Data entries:
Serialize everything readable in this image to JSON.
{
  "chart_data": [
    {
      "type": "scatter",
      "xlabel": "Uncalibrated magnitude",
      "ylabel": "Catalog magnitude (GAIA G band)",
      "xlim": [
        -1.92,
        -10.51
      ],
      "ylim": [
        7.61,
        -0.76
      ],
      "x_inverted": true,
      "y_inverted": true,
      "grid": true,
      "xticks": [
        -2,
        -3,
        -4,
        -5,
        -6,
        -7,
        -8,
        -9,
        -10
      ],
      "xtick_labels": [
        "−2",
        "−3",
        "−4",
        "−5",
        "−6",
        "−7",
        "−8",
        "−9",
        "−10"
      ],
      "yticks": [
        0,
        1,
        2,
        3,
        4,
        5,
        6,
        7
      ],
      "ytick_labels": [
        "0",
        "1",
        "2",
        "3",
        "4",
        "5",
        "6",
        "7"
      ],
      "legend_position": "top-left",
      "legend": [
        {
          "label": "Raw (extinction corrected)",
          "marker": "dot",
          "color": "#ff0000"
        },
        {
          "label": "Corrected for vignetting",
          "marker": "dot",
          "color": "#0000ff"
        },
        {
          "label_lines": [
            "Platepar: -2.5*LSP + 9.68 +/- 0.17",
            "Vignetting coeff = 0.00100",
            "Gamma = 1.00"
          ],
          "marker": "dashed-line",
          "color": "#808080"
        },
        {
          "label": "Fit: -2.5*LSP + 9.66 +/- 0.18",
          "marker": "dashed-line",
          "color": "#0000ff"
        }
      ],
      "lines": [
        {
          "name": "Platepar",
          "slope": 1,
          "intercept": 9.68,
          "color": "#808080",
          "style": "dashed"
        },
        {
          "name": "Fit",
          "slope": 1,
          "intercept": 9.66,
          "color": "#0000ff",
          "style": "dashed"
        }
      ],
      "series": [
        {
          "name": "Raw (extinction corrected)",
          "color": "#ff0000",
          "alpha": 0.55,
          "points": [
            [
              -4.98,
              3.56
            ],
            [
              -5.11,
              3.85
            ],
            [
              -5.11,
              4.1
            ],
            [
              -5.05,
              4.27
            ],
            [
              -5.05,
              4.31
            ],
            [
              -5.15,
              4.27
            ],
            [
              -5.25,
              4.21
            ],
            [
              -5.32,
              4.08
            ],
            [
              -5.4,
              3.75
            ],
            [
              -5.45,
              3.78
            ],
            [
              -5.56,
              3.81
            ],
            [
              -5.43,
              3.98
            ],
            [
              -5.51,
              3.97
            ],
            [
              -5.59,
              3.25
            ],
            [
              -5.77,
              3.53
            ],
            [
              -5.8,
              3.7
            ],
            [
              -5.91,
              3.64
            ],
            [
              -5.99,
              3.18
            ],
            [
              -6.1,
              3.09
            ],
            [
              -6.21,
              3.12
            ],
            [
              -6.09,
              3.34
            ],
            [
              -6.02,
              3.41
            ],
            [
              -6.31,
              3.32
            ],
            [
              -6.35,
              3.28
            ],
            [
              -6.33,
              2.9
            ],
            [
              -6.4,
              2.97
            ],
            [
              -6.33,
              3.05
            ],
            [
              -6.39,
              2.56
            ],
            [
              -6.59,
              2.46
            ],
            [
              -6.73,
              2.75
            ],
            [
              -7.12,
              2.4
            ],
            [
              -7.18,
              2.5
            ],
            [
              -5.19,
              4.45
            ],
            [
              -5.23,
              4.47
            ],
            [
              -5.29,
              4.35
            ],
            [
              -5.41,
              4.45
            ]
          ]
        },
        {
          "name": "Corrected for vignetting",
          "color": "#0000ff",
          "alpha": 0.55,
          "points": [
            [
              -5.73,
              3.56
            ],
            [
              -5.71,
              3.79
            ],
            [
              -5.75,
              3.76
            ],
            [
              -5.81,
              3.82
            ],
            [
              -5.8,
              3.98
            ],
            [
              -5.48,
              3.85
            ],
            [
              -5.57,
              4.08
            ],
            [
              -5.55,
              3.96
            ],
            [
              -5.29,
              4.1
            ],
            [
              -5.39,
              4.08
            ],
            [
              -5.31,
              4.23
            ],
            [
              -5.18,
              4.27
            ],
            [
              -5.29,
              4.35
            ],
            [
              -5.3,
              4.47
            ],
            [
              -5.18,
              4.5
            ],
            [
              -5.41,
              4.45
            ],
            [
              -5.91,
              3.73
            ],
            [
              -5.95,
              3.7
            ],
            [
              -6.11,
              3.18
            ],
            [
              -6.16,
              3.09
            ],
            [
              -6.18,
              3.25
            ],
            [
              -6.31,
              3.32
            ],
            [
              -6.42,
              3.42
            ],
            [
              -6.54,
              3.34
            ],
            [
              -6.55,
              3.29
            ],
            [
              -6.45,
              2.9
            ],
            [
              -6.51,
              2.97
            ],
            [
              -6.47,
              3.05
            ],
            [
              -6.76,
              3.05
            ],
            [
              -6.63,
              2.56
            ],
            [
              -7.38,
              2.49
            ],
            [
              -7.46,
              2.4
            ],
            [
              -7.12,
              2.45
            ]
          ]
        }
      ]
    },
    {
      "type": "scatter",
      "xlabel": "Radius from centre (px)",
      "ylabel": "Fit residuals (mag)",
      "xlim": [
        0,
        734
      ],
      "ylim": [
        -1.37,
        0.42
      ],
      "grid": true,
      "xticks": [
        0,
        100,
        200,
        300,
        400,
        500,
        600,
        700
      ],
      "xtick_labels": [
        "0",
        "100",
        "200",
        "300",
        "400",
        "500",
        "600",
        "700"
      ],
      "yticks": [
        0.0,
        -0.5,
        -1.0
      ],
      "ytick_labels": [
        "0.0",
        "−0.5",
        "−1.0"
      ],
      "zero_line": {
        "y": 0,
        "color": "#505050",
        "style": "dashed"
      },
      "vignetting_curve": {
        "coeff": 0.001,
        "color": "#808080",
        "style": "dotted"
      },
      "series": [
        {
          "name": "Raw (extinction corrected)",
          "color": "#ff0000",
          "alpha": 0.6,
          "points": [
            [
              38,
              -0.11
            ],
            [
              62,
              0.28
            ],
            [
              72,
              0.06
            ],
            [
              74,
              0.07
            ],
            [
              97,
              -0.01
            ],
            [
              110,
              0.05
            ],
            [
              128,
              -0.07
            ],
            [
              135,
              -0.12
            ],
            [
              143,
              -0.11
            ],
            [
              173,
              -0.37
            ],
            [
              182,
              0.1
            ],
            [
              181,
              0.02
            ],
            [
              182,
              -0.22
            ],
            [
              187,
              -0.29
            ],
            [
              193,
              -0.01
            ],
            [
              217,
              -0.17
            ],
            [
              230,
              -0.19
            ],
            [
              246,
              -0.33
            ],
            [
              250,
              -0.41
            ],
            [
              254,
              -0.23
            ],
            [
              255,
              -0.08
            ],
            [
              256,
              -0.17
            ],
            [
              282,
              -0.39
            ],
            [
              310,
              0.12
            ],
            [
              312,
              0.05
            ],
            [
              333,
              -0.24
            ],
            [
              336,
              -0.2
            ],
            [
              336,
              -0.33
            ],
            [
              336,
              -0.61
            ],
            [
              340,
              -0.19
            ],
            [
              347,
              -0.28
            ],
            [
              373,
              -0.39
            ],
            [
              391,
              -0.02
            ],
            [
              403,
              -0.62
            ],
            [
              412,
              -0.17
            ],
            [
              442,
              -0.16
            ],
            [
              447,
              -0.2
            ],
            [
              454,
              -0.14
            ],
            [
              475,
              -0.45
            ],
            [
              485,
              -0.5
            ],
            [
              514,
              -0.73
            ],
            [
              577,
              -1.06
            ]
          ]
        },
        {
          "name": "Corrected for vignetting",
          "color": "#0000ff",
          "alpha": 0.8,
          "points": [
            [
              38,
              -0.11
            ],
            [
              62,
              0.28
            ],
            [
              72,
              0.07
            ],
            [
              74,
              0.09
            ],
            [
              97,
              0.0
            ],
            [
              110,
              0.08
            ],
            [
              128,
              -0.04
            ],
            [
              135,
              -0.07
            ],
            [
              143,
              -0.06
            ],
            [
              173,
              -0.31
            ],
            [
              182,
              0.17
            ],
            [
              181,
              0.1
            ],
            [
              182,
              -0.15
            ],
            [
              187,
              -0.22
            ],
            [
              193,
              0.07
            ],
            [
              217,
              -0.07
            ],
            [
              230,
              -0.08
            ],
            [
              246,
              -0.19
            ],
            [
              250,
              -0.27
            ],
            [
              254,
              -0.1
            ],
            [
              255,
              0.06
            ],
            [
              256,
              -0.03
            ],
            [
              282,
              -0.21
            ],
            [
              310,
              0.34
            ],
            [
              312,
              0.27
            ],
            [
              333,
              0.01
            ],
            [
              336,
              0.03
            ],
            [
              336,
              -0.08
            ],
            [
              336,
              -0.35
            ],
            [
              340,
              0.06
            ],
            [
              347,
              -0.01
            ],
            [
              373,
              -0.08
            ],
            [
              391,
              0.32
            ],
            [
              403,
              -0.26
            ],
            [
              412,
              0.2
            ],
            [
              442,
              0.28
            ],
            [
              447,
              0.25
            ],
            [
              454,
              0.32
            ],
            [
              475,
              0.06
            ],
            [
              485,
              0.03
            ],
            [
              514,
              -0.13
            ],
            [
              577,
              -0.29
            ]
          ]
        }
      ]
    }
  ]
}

> [Description of the task] Copy out every line of the data that includes "xlabel".

> [Answer]
      "xlabel": "Uncalibrated magnitude",
      "xlabel": "Radius from centre (px)",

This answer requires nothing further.